╭──

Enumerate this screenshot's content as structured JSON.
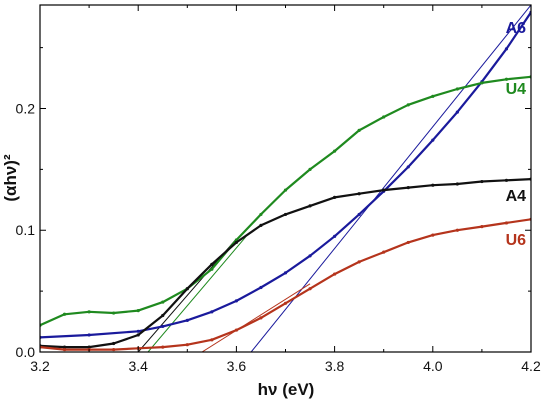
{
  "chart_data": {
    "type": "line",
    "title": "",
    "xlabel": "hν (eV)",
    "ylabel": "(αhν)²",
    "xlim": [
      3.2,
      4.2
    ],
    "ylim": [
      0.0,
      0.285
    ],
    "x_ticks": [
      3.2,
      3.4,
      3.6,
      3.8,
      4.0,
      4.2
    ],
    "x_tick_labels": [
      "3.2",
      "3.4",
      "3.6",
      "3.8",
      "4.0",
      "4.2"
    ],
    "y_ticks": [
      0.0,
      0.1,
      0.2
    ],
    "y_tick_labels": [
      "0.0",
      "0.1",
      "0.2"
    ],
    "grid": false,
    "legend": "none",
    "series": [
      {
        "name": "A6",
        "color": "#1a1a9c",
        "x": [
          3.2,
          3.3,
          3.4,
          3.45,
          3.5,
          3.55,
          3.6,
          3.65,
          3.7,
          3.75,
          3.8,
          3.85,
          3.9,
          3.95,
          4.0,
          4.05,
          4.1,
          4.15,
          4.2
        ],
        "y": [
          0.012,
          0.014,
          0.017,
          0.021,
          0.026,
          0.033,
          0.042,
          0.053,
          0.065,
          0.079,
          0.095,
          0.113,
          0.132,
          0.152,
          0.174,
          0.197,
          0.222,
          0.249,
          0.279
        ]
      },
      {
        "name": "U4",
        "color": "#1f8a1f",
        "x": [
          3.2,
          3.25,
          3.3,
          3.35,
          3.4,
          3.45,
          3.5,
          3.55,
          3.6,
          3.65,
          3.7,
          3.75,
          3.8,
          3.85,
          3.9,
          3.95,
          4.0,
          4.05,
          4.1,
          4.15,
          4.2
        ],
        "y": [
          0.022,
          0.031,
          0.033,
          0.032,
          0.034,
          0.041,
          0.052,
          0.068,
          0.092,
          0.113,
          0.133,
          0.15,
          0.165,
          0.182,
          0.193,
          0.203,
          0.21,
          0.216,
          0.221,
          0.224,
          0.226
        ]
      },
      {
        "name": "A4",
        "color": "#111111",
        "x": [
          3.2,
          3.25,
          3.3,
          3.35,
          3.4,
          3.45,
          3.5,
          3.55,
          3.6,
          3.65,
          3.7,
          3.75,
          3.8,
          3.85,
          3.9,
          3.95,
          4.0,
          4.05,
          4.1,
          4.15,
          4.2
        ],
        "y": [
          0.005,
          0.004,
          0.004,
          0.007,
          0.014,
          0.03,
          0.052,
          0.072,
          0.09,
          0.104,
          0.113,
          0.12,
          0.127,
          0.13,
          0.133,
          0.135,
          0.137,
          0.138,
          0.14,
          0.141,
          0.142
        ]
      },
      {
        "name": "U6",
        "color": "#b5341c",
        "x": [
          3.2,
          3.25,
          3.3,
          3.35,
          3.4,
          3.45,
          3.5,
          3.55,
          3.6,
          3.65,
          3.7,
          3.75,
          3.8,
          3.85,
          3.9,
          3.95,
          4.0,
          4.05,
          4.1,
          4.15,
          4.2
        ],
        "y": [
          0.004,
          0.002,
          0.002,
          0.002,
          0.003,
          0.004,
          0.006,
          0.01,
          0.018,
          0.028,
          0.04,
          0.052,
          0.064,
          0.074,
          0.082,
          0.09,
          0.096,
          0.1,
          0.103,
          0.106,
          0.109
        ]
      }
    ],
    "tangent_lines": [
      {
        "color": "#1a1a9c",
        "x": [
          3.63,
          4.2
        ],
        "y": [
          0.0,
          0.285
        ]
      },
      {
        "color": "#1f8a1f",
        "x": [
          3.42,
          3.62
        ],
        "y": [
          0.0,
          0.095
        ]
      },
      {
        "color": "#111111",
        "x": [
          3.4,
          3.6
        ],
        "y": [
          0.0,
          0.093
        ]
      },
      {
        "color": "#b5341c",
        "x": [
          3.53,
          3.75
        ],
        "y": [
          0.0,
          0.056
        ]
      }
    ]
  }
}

╰──

### REQUIRED TASK
Omit the pictures and give the material again, exactly and in full.

### RIGHT ANSWER
Enumerate this screenshot's content as structured JSON.
{
  "chart_data": {
    "type": "line",
    "title": "",
    "xlabel": "hν (eV)",
    "ylabel": "(αhν)²",
    "xlim": [
      3.2,
      4.2
    ],
    "ylim": [
      0.0,
      0.285
    ],
    "x_ticks": [
      3.2,
      3.4,
      3.6,
      3.8,
      4.0,
      4.2
    ],
    "x_tick_labels": [
      "3.2",
      "3.4",
      "3.6",
      "3.8",
      "4.0",
      "4.2"
    ],
    "y_ticks": [
      0.0,
      0.1,
      0.2
    ],
    "y_tick_labels": [
      "0.0",
      "0.1",
      "0.2"
    ],
    "grid": false,
    "legend": "none",
    "series": [
      {
        "name": "A6",
        "color": "#1a1a9c",
        "x": [
          3.2,
          3.3,
          3.4,
          3.45,
          3.5,
          3.55,
          3.6,
          3.65,
          3.7,
          3.75,
          3.8,
          3.85,
          3.9,
          3.95,
          4.0,
          4.05,
          4.1,
          4.15,
          4.2
        ],
        "y": [
          0.012,
          0.014,
          0.017,
          0.021,
          0.026,
          0.033,
          0.042,
          0.053,
          0.065,
          0.079,
          0.095,
          0.113,
          0.132,
          0.152,
          0.174,
          0.197,
          0.222,
          0.249,
          0.279
        ]
      },
      {
        "name": "U4",
        "color": "#1f8a1f",
        "x": [
          3.2,
          3.25,
          3.3,
          3.35,
          3.4,
          3.45,
          3.5,
          3.55,
          3.6,
          3.65,
          3.7,
          3.75,
          3.8,
          3.85,
          3.9,
          3.95,
          4.0,
          4.05,
          4.1,
          4.15,
          4.2
        ],
        "y": [
          0.022,
          0.031,
          0.033,
          0.032,
          0.034,
          0.041,
          0.052,
          0.068,
          0.092,
          0.113,
          0.133,
          0.15,
          0.165,
          0.182,
          0.193,
          0.203,
          0.21,
          0.216,
          0.221,
          0.224,
          0.226
        ]
      },
      {
        "name": "A4",
        "color": "#111111",
        "x": [
          3.2,
          3.25,
          3.3,
          3.35,
          3.4,
          3.45,
          3.5,
          3.55,
          3.6,
          3.65,
          3.7,
          3.75,
          3.8,
          3.85,
          3.9,
          3.95,
          4.0,
          4.05,
          4.1,
          4.15,
          4.2
        ],
        "y": [
          0.005,
          0.004,
          0.004,
          0.007,
          0.014,
          0.03,
          0.052,
          0.072,
          0.09,
          0.104,
          0.113,
          0.12,
          0.127,
          0.13,
          0.133,
          0.135,
          0.137,
          0.138,
          0.14,
          0.141,
          0.142
        ]
      },
      {
        "name": "U6",
        "color": "#b5341c",
        "x": [
          3.2,
          3.25,
          3.3,
          3.35,
          3.4,
          3.45,
          3.5,
          3.55,
          3.6,
          3.65,
          3.7,
          3.75,
          3.8,
          3.85,
          3.9,
          3.95,
          4.0,
          4.05,
          4.1,
          4.15,
          4.2
        ],
        "y": [
          0.004,
          0.002,
          0.002,
          0.002,
          0.003,
          0.004,
          0.006,
          0.01,
          0.018,
          0.028,
          0.04,
          0.052,
          0.064,
          0.074,
          0.082,
          0.09,
          0.096,
          0.1,
          0.103,
          0.106,
          0.109
        ]
      }
    ],
    "tangent_lines": [
      {
        "color": "#1a1a9c",
        "x": [
          3.63,
          4.2
        ],
        "y": [
          0.0,
          0.285
        ]
      },
      {
        "color": "#1f8a1f",
        "x": [
          3.42,
          3.62
        ],
        "y": [
          0.0,
          0.095
        ]
      },
      {
        "color": "#111111",
        "x": [
          3.4,
          3.6
        ],
        "y": [
          0.0,
          0.093
        ]
      },
      {
        "color": "#b5341c",
        "x": [
          3.53,
          3.75
        ],
        "y": [
          0.0,
          0.056
        ]
      }
    ]
  }
}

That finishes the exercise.